--- SUPPLIED DATA ---

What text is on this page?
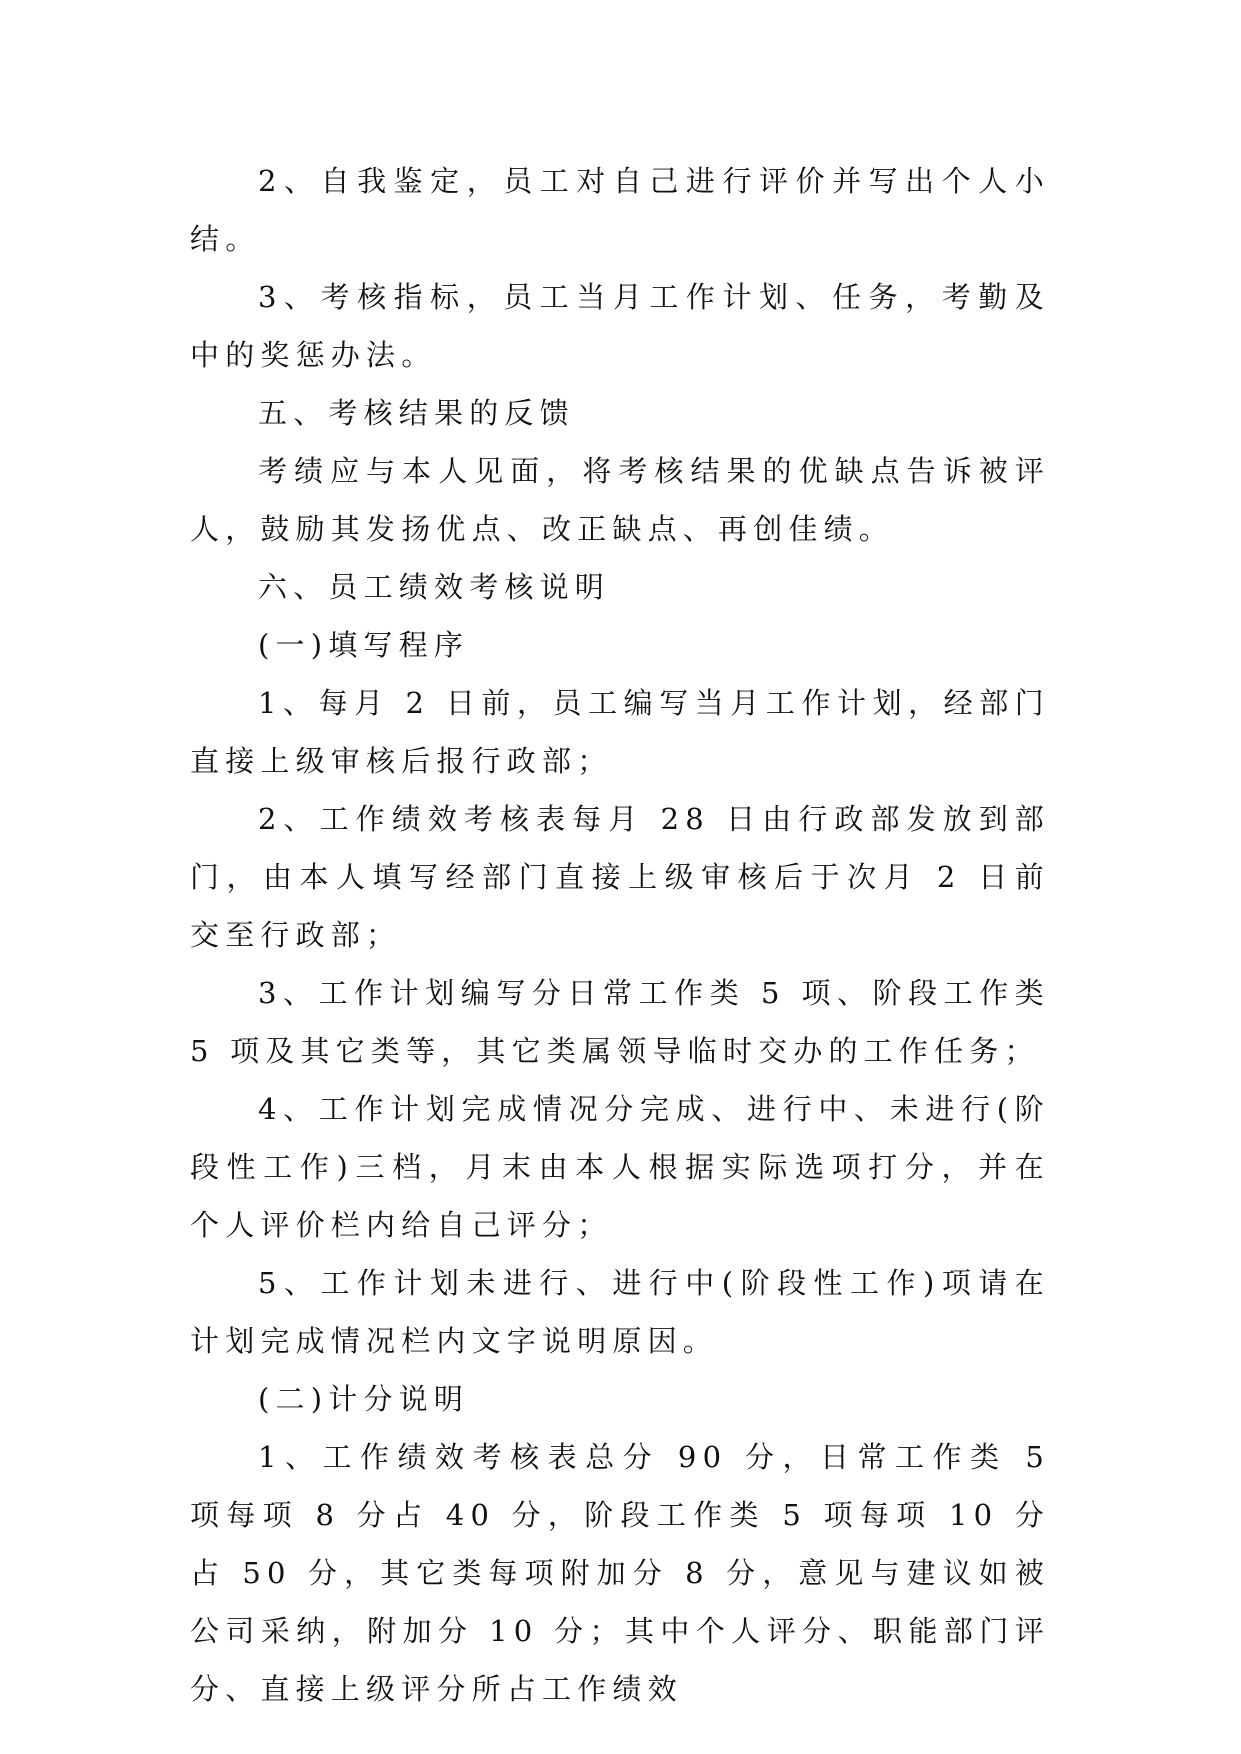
2、自我鉴定，员工对自己进行评价并写出个人小结。

3、考核指标，员工当月工作计划、任务，考勤及中的奖惩办法。

五、考核结果的反馈

考绩应与本人见面，将考核结果的优缺点告诉被评人，鼓励其发扬优点、改正缺点、再创佳绩。

六、员工绩效考核说明

(一)填写程序

1、每月 2 日前，员工编写当月工作计划，经部门直接上级审核后报行政部；

2、工作绩效考核表每月 28 日由行政部发放到部门，由本人填写经部门直接上级审核后于次月 2 日前交至行政部；

3、工作计划编写分日常工作类 5 项、阶段工作类 5 项及其它类等，其它类属领导临时交办的工作任务；

4、工作计划完成情况分完成、进行中、未进行(阶段性工作)三档，月末由本人根据实际选项打分，并在个人评价栏内给自己评分；

5、工作计划未进行、进行中(阶段性工作)项请在计划完成情况栏内文字说明原因。

(二)计分说明

1、工作绩效考核表总分 90 分，日常工作类 5 项每项 8 分占 40 分，阶段工作类 5 项每项 10 分占 50 分，其它类每项附加分 8 分，意见与建议如被公司采纳，附加分 10 分；其中个人评分、职能部门评分、直接上级评分所占工作绩效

---

## THE REQUEST
Take each line containing the string "阶段工作类" and copy it out.

## RESULT
3、工作计划编写分日常工作类 5 项、阶段工作类 5 项及其它类等，其它类属领导临时交办的工作任务；
1、工作绩效考核表总分 90 分，日常工作类 5 项每项 8 分占 40 分，阶段工作类 5 项每项 10 分占 50 分，其它类每项附加分 8 分，意见与建议如被公司采纳，附加分 10 分；其中个人评分、职能部门评分、直接上级评分所占工作绩效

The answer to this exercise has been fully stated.